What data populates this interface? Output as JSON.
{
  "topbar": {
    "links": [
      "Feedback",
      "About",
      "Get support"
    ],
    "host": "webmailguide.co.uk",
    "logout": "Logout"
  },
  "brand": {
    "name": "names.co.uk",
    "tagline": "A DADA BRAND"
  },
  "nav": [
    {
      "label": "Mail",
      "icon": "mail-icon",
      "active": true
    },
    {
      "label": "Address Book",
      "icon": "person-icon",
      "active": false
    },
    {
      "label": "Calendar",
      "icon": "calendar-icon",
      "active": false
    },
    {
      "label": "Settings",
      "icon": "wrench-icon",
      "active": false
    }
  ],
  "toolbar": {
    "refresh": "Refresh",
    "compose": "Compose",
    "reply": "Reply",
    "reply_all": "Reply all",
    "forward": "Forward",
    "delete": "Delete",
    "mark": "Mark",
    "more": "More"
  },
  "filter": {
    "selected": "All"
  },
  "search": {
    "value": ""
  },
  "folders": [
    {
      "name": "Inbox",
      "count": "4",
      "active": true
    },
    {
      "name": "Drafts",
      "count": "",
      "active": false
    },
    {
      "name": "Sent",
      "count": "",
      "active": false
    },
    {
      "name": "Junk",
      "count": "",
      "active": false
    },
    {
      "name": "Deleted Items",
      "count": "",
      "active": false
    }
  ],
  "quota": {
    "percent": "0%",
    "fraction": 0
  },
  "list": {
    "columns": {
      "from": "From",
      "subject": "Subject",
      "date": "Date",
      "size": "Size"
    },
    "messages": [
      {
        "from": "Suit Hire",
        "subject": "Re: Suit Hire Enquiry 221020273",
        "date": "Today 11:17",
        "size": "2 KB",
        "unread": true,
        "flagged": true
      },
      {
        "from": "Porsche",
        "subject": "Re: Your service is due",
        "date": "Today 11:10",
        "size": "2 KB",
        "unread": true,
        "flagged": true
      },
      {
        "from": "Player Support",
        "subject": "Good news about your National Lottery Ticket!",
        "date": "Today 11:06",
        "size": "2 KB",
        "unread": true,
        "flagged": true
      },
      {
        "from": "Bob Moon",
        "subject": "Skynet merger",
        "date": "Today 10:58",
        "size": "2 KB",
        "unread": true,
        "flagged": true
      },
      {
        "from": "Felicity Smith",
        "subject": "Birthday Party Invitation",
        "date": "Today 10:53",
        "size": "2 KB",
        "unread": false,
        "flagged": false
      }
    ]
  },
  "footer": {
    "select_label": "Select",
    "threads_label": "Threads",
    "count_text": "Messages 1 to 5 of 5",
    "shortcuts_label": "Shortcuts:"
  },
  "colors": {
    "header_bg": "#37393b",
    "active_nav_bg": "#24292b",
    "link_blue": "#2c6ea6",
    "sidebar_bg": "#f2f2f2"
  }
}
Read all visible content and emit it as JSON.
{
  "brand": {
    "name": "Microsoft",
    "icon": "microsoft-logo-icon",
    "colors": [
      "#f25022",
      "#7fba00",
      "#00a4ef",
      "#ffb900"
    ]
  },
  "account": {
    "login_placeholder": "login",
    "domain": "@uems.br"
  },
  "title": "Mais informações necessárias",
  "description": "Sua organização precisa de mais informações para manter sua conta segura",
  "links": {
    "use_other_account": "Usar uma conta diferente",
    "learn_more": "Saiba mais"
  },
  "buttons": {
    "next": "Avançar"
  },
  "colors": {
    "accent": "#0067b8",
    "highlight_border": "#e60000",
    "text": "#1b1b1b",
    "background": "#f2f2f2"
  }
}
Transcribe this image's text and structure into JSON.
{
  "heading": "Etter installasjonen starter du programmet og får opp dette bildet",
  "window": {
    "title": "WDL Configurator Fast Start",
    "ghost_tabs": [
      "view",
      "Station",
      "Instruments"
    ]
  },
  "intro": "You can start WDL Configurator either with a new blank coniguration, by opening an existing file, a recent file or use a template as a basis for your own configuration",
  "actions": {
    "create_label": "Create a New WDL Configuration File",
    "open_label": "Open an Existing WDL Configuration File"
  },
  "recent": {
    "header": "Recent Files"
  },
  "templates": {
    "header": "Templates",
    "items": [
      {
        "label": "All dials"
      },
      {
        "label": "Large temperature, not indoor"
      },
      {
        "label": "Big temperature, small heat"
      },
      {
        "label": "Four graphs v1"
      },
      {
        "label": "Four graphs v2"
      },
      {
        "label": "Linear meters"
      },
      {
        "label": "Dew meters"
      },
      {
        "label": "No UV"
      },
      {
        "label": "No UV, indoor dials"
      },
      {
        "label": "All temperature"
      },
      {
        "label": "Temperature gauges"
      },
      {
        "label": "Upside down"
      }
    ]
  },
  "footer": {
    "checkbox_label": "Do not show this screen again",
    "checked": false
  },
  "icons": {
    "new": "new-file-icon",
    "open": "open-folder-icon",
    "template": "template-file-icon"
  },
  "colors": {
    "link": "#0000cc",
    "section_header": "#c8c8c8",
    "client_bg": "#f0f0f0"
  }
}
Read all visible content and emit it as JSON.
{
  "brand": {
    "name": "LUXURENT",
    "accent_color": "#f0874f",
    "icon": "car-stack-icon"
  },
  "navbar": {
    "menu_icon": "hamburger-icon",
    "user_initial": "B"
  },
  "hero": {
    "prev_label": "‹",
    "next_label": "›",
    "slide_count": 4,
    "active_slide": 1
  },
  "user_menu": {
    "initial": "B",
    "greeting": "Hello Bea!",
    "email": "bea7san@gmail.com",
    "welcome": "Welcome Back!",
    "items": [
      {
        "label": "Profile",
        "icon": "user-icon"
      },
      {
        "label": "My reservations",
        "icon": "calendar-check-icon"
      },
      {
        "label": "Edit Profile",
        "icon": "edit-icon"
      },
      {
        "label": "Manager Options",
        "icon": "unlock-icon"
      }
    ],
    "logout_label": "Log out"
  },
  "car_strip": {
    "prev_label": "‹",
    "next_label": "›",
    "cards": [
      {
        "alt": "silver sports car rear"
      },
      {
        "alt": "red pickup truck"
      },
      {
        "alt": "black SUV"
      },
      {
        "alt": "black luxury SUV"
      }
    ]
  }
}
------------------------------------
Short problem: Extract each line holding the string "title".

Answer to the problem:
  "title": "Mais informações necessárias",
    "title": "WDL Configurator Fast Start",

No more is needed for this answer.